DESCRIPTION OF THE TASK: All records below must be retyped exactly.

───── DATASET EXCERPTS

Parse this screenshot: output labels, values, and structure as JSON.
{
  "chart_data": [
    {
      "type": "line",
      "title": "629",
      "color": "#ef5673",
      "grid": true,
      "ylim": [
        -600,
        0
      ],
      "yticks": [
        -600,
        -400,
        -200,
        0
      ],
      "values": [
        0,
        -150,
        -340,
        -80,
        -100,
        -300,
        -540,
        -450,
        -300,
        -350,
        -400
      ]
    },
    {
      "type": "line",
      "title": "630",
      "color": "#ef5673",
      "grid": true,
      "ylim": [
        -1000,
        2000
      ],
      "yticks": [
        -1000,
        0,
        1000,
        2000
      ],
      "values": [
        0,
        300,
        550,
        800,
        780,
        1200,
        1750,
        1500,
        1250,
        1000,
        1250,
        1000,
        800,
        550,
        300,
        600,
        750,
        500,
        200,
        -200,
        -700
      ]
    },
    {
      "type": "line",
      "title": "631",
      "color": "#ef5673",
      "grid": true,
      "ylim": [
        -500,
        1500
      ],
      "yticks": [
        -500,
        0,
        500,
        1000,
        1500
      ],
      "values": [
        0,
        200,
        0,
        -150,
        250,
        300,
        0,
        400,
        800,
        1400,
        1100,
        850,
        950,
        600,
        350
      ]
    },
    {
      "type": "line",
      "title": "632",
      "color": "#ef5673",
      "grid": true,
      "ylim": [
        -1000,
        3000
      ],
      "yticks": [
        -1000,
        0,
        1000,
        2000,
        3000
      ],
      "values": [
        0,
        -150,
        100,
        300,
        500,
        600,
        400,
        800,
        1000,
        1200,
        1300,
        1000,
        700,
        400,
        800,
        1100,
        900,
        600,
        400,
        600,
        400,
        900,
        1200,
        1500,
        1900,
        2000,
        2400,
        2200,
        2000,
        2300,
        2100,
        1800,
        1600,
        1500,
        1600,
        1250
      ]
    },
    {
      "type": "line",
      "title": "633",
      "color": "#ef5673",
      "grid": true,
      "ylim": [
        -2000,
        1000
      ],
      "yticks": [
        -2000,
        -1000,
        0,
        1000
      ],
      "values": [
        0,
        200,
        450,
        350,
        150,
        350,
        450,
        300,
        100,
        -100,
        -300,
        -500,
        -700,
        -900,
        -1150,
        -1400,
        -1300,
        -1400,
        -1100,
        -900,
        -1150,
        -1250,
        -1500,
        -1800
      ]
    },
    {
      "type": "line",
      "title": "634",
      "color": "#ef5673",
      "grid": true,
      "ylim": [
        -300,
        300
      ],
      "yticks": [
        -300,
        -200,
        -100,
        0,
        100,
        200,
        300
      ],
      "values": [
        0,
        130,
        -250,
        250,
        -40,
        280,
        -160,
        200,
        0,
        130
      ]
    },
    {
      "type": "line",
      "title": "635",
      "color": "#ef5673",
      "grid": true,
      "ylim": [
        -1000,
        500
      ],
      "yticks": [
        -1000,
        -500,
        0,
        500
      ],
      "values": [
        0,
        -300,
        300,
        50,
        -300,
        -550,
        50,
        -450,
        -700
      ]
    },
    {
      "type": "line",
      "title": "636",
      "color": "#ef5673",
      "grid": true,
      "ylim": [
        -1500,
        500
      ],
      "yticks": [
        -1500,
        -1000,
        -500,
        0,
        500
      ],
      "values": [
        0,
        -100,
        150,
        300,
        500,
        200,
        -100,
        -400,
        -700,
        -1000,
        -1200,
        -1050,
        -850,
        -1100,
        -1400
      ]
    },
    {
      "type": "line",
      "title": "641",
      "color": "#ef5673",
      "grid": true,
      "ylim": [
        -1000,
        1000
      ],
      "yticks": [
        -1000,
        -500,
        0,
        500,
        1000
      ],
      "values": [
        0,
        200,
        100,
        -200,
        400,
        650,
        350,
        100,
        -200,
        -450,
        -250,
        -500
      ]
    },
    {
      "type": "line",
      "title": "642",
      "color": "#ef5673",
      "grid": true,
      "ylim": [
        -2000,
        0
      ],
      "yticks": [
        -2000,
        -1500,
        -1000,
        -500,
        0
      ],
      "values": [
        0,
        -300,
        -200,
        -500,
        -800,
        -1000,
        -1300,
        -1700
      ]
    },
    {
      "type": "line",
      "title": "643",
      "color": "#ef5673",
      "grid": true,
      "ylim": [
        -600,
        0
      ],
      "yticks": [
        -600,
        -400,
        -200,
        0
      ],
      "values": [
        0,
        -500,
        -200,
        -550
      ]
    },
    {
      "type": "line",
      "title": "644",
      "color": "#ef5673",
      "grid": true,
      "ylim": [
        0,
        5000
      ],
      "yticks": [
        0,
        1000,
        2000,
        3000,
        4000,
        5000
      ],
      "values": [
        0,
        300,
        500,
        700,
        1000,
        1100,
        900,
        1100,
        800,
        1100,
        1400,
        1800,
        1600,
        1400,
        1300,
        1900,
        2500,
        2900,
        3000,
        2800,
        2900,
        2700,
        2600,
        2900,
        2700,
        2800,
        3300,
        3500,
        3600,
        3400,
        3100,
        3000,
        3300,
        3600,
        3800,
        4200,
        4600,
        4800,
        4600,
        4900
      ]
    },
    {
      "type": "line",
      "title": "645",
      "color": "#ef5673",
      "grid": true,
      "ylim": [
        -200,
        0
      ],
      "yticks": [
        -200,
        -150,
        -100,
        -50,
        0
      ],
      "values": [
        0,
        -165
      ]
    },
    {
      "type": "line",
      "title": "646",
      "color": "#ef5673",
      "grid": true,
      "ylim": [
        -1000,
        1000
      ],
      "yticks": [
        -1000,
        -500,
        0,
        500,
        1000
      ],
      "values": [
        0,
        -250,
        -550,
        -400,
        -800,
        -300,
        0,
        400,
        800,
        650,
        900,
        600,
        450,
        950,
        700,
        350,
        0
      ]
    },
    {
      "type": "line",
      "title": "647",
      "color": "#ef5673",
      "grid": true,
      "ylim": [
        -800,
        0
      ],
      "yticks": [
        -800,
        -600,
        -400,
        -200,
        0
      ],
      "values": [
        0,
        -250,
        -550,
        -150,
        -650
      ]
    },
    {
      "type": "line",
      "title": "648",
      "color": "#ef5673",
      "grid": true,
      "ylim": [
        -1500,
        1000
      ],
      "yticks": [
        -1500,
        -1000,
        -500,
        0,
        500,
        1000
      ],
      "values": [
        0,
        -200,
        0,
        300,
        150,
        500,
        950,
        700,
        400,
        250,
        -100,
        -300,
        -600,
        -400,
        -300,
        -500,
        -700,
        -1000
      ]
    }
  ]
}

──────────

EXERCISE RESULT:
Parse this screenshot: output labels, values, and structure as JSON.
{
  "chart_data": [
    {
      "type": "line",
      "title": "629",
      "color": "#ef5673",
      "grid": true,
      "ylim": [
        -600,
        0
      ],
      "yticks": [
        -600,
        -400,
        -200,
        0
      ],
      "values": [
        0,
        -150,
        -340,
        -80,
        -100,
        -300,
        -540,
        -450,
        -300,
        -350,
        -400
      ]
    },
    {
      "type": "line",
      "title": "630",
      "color": "#ef5673",
      "grid": true,
      "ylim": [
        -1000,
        2000
      ],
      "yticks": [
        -1000,
        0,
        1000,
        2000
      ],
      "values": [
        0,
        300,
        550,
        800,
        780,
        1200,
        1750,
        1500,
        1250,
        1000,
        1250,
        1000,
        800,
        550,
        300,
        600,
        750,
        500,
        200,
        -200,
        -700
      ]
    },
    {
      "type": "line",
      "title": "631",
      "color": "#ef5673",
      "grid": true,
      "ylim": [
        -500,
        1500
      ],
      "yticks": [
        -500,
        0,
        500,
        1000,
        1500
      ],
      "values": [
        0,
        200,
        0,
        -150,
        250,
        300,
        0,
        400,
        800,
        1400,
        1100,
        850,
        950,
        600,
        350
      ]
    },
    {
      "type": "line",
      "title": "632",
      "color": "#ef5673",
      "grid": true,
      "ylim": [
        -1000,
        3000
      ],
      "yticks": [
        -1000,
        0,
        1000,
        2000,
        3000
      ],
      "values": [
        0,
        -150,
        100,
        300,
        500,
        600,
        400,
        800,
        1000,
        1200,
        1300,
        1000,
        700,
        400,
        800,
        1100,
        900,
        600,
        400,
        600,
        400,
        900,
        1200,
        1500,
        1900,
        2000,
        2400,
        2200,
        2000,
        2300,
        2100,
        1800,
        1600,
        1500,
        1600,
        1250
      ]
    },
    {
      "type": "line",
      "title": "633",
      "color": "#ef5673",
      "grid": true,
      "ylim": [
        -2000,
        1000
      ],
      "yticks": [
        -2000,
        -1000,
        0,
        1000
      ],
      "values": [
        0,
        200,
        450,
        350,
        150,
        350,
        450,
        300,
        100,
        -100,
        -300,
        -500,
        -700,
        -900,
        -1150,
        -1400,
        -1300,
        -1400,
        -1100,
        -900,
        -1150,
        -1250,
        -1500,
        -1800
      ]
    },
    {
      "type": "line",
      "title": "634",
      "color": "#ef5673",
      "grid": true,
      "ylim": [
        -300,
        300
      ],
      "yticks": [
        -300,
        -200,
        -100,
        0,
        100,
        200,
        300
      ],
      "values": [
        0,
        130,
        -250,
        250,
        -40,
        280,
        -160,
        200,
        0,
        130
      ]
    },
    {
      "type": "line",
      "title": "635",
      "color": "#ef5673",
      "grid": true,
      "ylim": [
        -1000,
        500
      ],
      "yticks": [
        -1000,
        -500,
        0,
        500
      ],
      "values": [
        0,
        -300,
        300,
        50,
        -300,
        -550,
        50,
        -450,
        -700
      ]
    },
    {
      "type": "line",
      "title": "636",
      "color": "#ef5673",
      "grid": true,
      "ylim": [
        -1500,
        500
      ],
      "yticks": [
        -1500,
        -1000,
        -500,
        0,
        500
      ],
      "values": [
        0,
        -100,
        150,
        300,
        500,
        200,
        -100,
        -400,
        -700,
        -1000,
        -1200,
        -1050,
        -850,
        -1100,
        -1400
      ]
    },
    {
      "type": "line",
      "title": "641",
      "color": "#ef5673",
      "grid": true,
      "ylim": [
        -1000,
        1000
      ],
      "yticks": [
        -1000,
        -500,
        0,
        500,
        1000
      ],
      "values": [
        0,
        200,
        100,
        -200,
        400,
        650,
        350,
        100,
        -200,
        -450,
        -250,
        -500
      ]
    },
    {
      "type": "line",
      "title": "642",
      "color": "#ef5673",
      "grid": true,
      "ylim": [
        -2000,
        0
      ],
      "yticks": [
        -2000,
        -1500,
        -1000,
        -500,
        0
      ],
      "values": [
        0,
        -300,
        -200,
        -500,
        -800,
        -1000,
        -1300,
        -1700
      ]
    },
    {
      "type": "line",
      "title": "643",
      "color": "#ef5673",
      "grid": true,
      "ylim": [
        -600,
        0
      ],
      "yticks": [
        -600,
        -400,
        -200,
        0
      ],
      "values": [
        0,
        -500,
        -200,
        -550
      ]
    },
    {
      "type": "line",
      "title": "644",
      "color": "#ef5673",
      "grid": true,
      "ylim": [
        0,
        5000
      ],
      "yticks": [
        0,
        1000,
        2000,
        3000,
        4000,
        5000
      ],
      "values": [
        0,
        300,
        500,
        700,
        1000,
        1100,
        900,
        1100,
        800,
        1100,
        1400,
        1800,
        1600,
        1400,
        1300,
        1900,
        2500,
        2900,
        3000,
        2800,
        2900,
        2700,
        2600,
        2900,
        2700,
        2800,
        3300,
        3500,
        3600,
        3400,
        3100,
        3000,
        3300,
        3600,
        3800,
        4200,
        4600,
        4800,
        4600,
        4900
      ]
    },
    {
      "type": "line",
      "title": "645",
      "color": "#ef5673",
      "grid": true,
      "ylim": [
        -200,
        0
      ],
      "yticks": [
        -200,
        -150,
        -100,
        -50,
        0
      ],
      "values": [
        0,
        -165
      ]
    },
    {
      "type": "line",
      "title": "646",
      "color": "#ef5673",
      "grid": true,
      "ylim": [
        -1000,
        1000
      ],
      "yticks": [
        -1000,
        -500,
        0,
        500,
        1000
      ],
      "values": [
        0,
        -250,
        -550,
        -400,
        -800,
        -300,
        0,
        400,
        800,
        650,
        900,
        600,
        450,
        950,
        700,
        350,
        0
      ]
    },
    {
      "type": "line",
      "title": "647",
      "color": "#ef5673",
      "grid": true,
      "ylim": [
        -800,
        0
      ],
      "yticks": [
        -800,
        -600,
        -400,
        -200,
        0
      ],
      "values": [
        0,
        -250,
        -550,
        -150,
        -650
      ]
    },
    {
      "type": "line",
      "title": "648",
      "color": "#ef5673",
      "grid": true,
      "ylim": [
        -1500,
        1000
      ],
      "yticks": [
        -1500,
        -1000,
        -500,
        0,
        500,
        1000
      ],
      "values": [
        0,
        -200,
        0,
        300,
        150,
        500,
        950,
        700,
        400,
        250,
        -100,
        -300,
        -600,
        -400,
        -300,
        -500,
        -700,
        -1000
      ]
    }
  ]
}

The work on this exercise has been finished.